> REQUIRED WORK: Below is a block of data; give all of it again word for word.

(Some records)
** START **

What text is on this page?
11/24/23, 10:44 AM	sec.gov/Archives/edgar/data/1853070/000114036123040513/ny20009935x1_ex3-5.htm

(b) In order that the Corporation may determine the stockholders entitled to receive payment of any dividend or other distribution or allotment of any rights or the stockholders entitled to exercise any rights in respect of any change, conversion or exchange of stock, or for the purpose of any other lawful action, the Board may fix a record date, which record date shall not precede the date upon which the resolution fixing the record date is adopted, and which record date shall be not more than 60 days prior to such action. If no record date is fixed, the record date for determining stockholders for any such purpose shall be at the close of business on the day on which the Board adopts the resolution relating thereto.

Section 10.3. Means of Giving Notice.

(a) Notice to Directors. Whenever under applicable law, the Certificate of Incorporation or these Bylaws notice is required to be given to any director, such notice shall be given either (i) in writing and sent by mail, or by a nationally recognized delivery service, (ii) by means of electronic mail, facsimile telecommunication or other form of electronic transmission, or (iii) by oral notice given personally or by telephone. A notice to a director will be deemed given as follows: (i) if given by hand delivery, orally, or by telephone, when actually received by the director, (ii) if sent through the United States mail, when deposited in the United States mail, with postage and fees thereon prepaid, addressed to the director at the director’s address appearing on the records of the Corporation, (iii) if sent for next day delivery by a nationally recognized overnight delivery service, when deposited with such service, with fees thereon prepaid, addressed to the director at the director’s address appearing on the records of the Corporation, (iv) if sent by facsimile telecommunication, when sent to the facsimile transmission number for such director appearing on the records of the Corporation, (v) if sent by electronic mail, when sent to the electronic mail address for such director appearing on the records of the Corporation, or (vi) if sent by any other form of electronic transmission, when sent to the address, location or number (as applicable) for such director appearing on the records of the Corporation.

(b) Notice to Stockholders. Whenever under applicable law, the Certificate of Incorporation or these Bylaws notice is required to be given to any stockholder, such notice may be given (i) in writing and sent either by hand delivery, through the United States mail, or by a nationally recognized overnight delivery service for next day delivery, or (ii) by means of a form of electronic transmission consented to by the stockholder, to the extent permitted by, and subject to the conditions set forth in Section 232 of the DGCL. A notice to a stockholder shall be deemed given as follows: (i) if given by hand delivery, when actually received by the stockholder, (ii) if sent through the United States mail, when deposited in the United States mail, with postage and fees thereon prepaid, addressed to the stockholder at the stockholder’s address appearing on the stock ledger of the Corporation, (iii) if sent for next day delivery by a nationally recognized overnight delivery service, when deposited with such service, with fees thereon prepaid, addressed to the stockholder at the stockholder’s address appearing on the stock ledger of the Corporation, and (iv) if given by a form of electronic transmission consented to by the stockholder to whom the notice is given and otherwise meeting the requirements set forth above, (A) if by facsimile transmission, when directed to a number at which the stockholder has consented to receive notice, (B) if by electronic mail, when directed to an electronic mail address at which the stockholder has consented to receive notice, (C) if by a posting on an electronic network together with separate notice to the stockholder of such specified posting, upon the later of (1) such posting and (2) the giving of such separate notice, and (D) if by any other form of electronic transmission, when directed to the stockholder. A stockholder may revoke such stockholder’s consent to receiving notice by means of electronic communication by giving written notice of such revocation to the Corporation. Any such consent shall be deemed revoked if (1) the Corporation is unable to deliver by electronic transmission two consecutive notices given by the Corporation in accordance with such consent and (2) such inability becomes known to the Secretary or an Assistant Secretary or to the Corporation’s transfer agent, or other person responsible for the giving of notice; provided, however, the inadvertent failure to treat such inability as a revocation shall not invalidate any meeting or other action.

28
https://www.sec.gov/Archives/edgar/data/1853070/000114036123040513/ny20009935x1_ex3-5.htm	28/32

** END **

> SOLUTION FOR THIS TASK:
What text is on this page?
11/24/23, 10:44 AM	sec.gov/Archives/edgar/data/1853070/000114036123040513/ny20009935x1_ex3-5.htm

(b) In order that the Corporation may determine the stockholders entitled to receive payment of any dividend or other distribution or allotment of any rights or the stockholders entitled to exercise any rights in respect of any change, conversion or exchange of stock, or for the purpose of any other lawful action, the Board may fix a record date, which record date shall not precede the date upon which the resolution fixing the record date is adopted, and which record date shall be not more than 60 days prior to such action. If no record date is fixed, the record date for determining stockholders for any such purpose shall be at the close of business on the day on which the Board adopts the resolution relating thereto.

Section 10.3. Means of Giving Notice.

(a) Notice to Directors. Whenever under applicable law, the Certificate of Incorporation or these Bylaws notice is required to be given to any director, such notice shall be given either (i) in writing and sent by mail, or by a nationally recognized delivery service, (ii) by means of electronic mail, facsimile telecommunication or other form of electronic transmission, or (iii) by oral notice given personally or by telephone. A notice to a director will be deemed given as follows: (i) if given by hand delivery, orally, or by telephone, when actually received by the director, (ii) if sent through the United States mail, when deposited in the United States mail, with postage and fees thereon prepaid, addressed to the director at the director’s address appearing on the records of the Corporation, (iii) if sent for next day delivery by a nationally recognized overnight delivery service, when deposited with such service, with fees thereon prepaid, addressed to the director at the director’s address appearing on the records of the Corporation, (iv) if sent by facsimile telecommunication, when sent to the facsimile transmission number for such director appearing on the records of the Corporation, (v) if sent by electronic mail, when sent to the electronic mail address for such director appearing on the records of the Corporation, or (vi) if sent by any other form of electronic transmission, when sent to the address, location or number (as applicable) for such director appearing on the records of the Corporation.

(b) Notice to Stockholders. Whenever under applicable law, the Certificate of Incorporation or these Bylaws notice is required to be given to any stockholder, such notice may be given (i) in writing and sent either by hand delivery, through the United States mail, or by a nationally recognized overnight delivery service for next day delivery, or (ii) by means of a form of electronic transmission consented to by the stockholder, to the extent permitted by, and subject to the conditions set forth in Section 232 of the DGCL. A notice to a stockholder shall be deemed given as follows: (i) if given by hand delivery, when actually received by the stockholder, (ii) if sent through the United States mail, when deposited in the United States mail, with postage and fees thereon prepaid, addressed to the stockholder at the stockholder’s address appearing on the stock ledger of the Corporation, (iii) if sent for next day delivery by a nationally recognized overnight delivery service, when deposited with such service, with fees thereon prepaid, addressed to the stockholder at the stockholder’s address appearing on the stock ledger of the Corporation, and (iv) if given by a form of electronic transmission consented to by the stockholder to whom the notice is given and otherwise meeting the requirements set forth above, (A) if by facsimile transmission, when directed to a number at which the stockholder has consented to receive notice, (B) if by electronic mail, when directed to an electronic mail address at which the stockholder has consented to receive notice, (C) if by a posting on an electronic network together with separate notice to the stockholder of such specified posting, upon the later of (1) such posting and (2) the giving of such separate notice, and (D) if by any other form of electronic transmission, when directed to the stockholder. A stockholder may revoke such stockholder’s consent to receiving notice by means of electronic communication by giving written notice of such revocation to the Corporation. Any such consent shall be deemed revoked if (1) the Corporation is unable to deliver by electronic transmission two consecutive notices given by the Corporation in accordance with such consent and (2) such inability becomes known to the Secretary or an Assistant Secretary or to the Corporation’s transfer agent, or other person responsible for the giving of notice; provided, however, the inadvertent failure to treat such inability as a revocation shall not invalidate any meeting or other action.

28
https://www.sec.gov/Archives/edgar/data/1853070/000114036123040513/ny20009935x1_ex3-5.htm	28/32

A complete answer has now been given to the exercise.